* begin *

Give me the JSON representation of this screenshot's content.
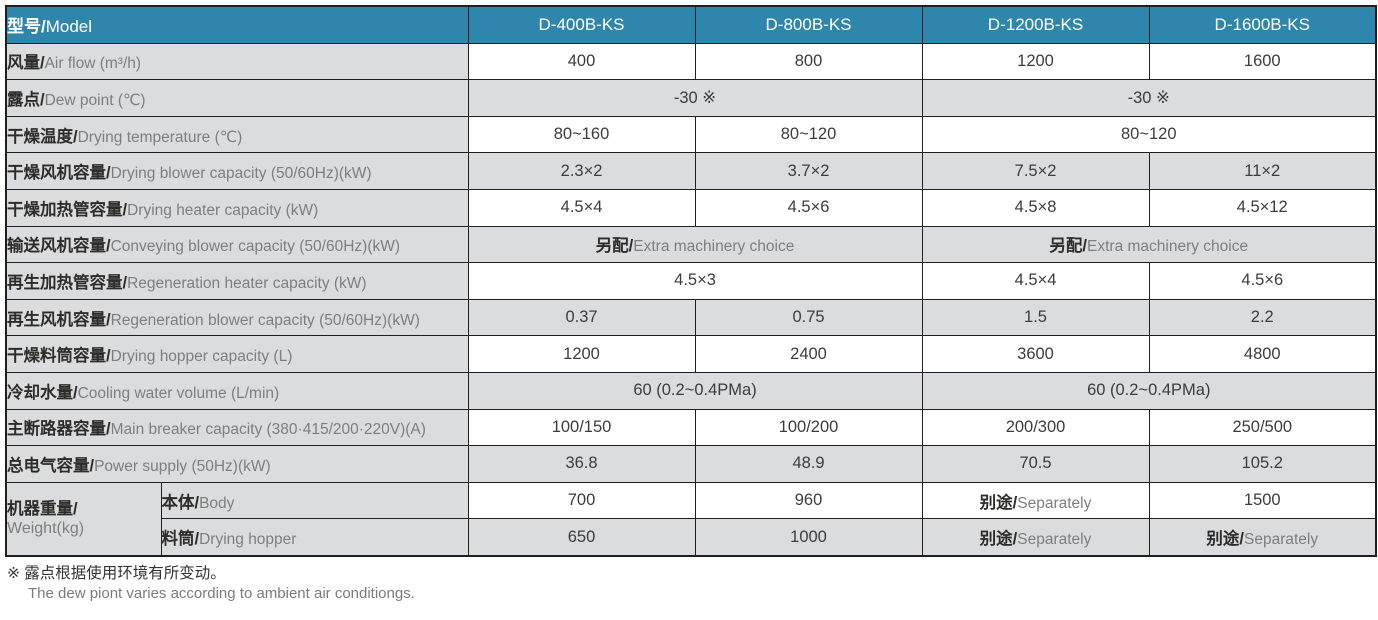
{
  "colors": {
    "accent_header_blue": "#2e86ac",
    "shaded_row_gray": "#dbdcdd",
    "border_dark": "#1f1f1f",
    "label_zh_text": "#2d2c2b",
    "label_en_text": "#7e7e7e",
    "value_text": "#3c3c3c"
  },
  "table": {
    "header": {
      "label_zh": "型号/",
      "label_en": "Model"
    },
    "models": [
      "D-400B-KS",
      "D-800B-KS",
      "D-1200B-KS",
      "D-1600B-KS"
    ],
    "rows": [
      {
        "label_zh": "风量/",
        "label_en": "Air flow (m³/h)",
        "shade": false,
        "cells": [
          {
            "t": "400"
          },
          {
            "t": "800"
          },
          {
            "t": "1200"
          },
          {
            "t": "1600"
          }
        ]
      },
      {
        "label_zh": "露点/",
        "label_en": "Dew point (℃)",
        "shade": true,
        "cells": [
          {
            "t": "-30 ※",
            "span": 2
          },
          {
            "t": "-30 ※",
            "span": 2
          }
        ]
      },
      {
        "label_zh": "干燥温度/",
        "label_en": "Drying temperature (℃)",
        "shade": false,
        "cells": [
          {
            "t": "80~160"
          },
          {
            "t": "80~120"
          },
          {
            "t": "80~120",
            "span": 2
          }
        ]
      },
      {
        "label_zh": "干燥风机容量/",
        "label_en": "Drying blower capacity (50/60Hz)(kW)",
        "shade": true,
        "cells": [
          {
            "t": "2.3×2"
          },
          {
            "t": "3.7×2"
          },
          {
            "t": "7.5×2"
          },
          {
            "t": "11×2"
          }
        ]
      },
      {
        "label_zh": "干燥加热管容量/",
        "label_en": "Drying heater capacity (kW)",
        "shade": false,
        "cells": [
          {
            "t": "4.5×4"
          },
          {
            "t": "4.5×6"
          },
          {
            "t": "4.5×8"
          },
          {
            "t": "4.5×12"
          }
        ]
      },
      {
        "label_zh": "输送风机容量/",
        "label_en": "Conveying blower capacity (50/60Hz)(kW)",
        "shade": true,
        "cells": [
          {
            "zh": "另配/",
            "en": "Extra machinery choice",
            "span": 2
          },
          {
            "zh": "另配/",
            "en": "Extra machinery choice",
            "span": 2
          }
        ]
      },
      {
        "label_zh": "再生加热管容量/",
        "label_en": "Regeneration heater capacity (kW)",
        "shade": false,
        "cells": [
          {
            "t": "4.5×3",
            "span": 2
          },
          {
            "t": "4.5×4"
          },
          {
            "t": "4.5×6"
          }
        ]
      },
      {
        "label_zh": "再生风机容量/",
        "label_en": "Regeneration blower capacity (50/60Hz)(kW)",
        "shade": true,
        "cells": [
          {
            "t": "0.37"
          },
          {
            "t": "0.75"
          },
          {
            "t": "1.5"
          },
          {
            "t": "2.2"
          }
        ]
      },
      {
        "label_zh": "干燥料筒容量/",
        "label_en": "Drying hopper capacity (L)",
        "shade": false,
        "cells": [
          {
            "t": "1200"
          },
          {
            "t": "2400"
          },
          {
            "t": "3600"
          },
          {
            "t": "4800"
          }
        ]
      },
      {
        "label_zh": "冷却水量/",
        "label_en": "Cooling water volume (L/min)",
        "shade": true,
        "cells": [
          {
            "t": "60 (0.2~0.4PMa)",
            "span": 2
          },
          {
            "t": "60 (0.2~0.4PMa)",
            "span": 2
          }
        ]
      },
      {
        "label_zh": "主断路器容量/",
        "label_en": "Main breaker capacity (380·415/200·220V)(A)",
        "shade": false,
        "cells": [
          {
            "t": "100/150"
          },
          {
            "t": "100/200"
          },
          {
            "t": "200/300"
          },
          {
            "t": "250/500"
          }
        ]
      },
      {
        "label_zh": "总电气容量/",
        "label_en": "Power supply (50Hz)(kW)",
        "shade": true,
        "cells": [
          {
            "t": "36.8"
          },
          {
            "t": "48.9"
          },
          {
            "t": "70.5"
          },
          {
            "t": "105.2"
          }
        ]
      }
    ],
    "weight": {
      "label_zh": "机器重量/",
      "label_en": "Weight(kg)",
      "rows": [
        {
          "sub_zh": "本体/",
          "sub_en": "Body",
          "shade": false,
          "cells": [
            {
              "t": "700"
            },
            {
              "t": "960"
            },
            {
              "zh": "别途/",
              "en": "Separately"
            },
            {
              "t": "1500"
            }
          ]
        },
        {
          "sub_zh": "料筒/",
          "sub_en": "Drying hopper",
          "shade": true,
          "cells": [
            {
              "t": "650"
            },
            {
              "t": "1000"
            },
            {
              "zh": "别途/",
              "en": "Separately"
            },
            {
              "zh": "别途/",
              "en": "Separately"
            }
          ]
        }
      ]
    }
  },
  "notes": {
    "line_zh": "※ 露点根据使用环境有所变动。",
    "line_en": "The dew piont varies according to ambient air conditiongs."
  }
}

* end *

▸ **Problem requirements**:
With the pictures omitted, reproduce the records in full and exactly.

▸ **Exercise output**:
Give me the JSON representation of this screenshot's content.
{
  "colors": {
    "accent_header_blue": "#2e86ac",
    "shaded_row_gray": "#dbdcdd",
    "border_dark": "#1f1f1f",
    "label_zh_text": "#2d2c2b",
    "label_en_text": "#7e7e7e",
    "value_text": "#3c3c3c"
  },
  "table": {
    "header": {
      "label_zh": "型号/",
      "label_en": "Model"
    },
    "models": [
      "D-400B-KS",
      "D-800B-KS",
      "D-1200B-KS",
      "D-1600B-KS"
    ],
    "rows": [
      {
        "label_zh": "风量/",
        "label_en": "Air flow (m³/h)",
        "shade": false,
        "cells": [
          {
            "t": "400"
          },
          {
            "t": "800"
          },
          {
            "t": "1200"
          },
          {
            "t": "1600"
          }
        ]
      },
      {
        "label_zh": "露点/",
        "label_en": "Dew point (℃)",
        "shade": true,
        "cells": [
          {
            "t": "-30 ※",
            "span": 2
          },
          {
            "t": "-30 ※",
            "span": 2
          }
        ]
      },
      {
        "label_zh": "干燥温度/",
        "label_en": "Drying temperature (℃)",
        "shade": false,
        "cells": [
          {
            "t": "80~160"
          },
          {
            "t": "80~120"
          },
          {
            "t": "80~120",
            "span": 2
          }
        ]
      },
      {
        "label_zh": "干燥风机容量/",
        "label_en": "Drying blower capacity (50/60Hz)(kW)",
        "shade": true,
        "cells": [
          {
            "t": "2.3×2"
          },
          {
            "t": "3.7×2"
          },
          {
            "t": "7.5×2"
          },
          {
            "t": "11×2"
          }
        ]
      },
      {
        "label_zh": "干燥加热管容量/",
        "label_en": "Drying heater capacity (kW)",
        "shade": false,
        "cells": [
          {
            "t": "4.5×4"
          },
          {
            "t": "4.5×6"
          },
          {
            "t": "4.5×8"
          },
          {
            "t": "4.5×12"
          }
        ]
      },
      {
        "label_zh": "输送风机容量/",
        "label_en": "Conveying blower capacity (50/60Hz)(kW)",
        "shade": true,
        "cells": [
          {
            "zh": "另配/",
            "en": "Extra machinery choice",
            "span": 2
          },
          {
            "zh": "另配/",
            "en": "Extra machinery choice",
            "span": 2
          }
        ]
      },
      {
        "label_zh": "再生加热管容量/",
        "label_en": "Regeneration heater capacity (kW)",
        "shade": false,
        "cells": [
          {
            "t": "4.5×3",
            "span": 2
          },
          {
            "t": "4.5×4"
          },
          {
            "t": "4.5×6"
          }
        ]
      },
      {
        "label_zh": "再生风机容量/",
        "label_en": "Regeneration blower capacity (50/60Hz)(kW)",
        "shade": true,
        "cells": [
          {
            "t": "0.37"
          },
          {
            "t": "0.75"
          },
          {
            "t": "1.5"
          },
          {
            "t": "2.2"
          }
        ]
      },
      {
        "label_zh": "干燥料筒容量/",
        "label_en": "Drying hopper capacity (L)",
        "shade": false,
        "cells": [
          {
            "t": "1200"
          },
          {
            "t": "2400"
          },
          {
            "t": "3600"
          },
          {
            "t": "4800"
          }
        ]
      },
      {
        "label_zh": "冷却水量/",
        "label_en": "Cooling water volume (L/min)",
        "shade": true,
        "cells": [
          {
            "t": "60 (0.2~0.4PMa)",
            "span": 2
          },
          {
            "t": "60 (0.2~0.4PMa)",
            "span": 2
          }
        ]
      },
      {
        "label_zh": "主断路器容量/",
        "label_en": "Main breaker capacity (380·415/200·220V)(A)",
        "shade": false,
        "cells": [
          {
            "t": "100/150"
          },
          {
            "t": "100/200"
          },
          {
            "t": "200/300"
          },
          {
            "t": "250/500"
          }
        ]
      },
      {
        "label_zh": "总电气容量/",
        "label_en": "Power supply (50Hz)(kW)",
        "shade": true,
        "cells": [
          {
            "t": "36.8"
          },
          {
            "t": "48.9"
          },
          {
            "t": "70.5"
          },
          {
            "t": "105.2"
          }
        ]
      }
    ],
    "weight": {
      "label_zh": "机器重量/",
      "label_en": "Weight(kg)",
      "rows": [
        {
          "sub_zh": "本体/",
          "sub_en": "Body",
          "shade": false,
          "cells": [
            {
              "t": "700"
            },
            {
              "t": "960"
            },
            {
              "zh": "别途/",
              "en": "Separately"
            },
            {
              "t": "1500"
            }
          ]
        },
        {
          "sub_zh": "料筒/",
          "sub_en": "Drying hopper",
          "shade": true,
          "cells": [
            {
              "t": "650"
            },
            {
              "t": "1000"
            },
            {
              "zh": "别途/",
              "en": "Separately"
            },
            {
              "zh": "别途/",
              "en": "Separately"
            }
          ]
        }
      ]
    }
  },
  "notes": {
    "line_zh": "※ 露点根据使用环境有所变动。",
    "line_en": "The dew piont varies according to ambient air conditiongs."
  }
}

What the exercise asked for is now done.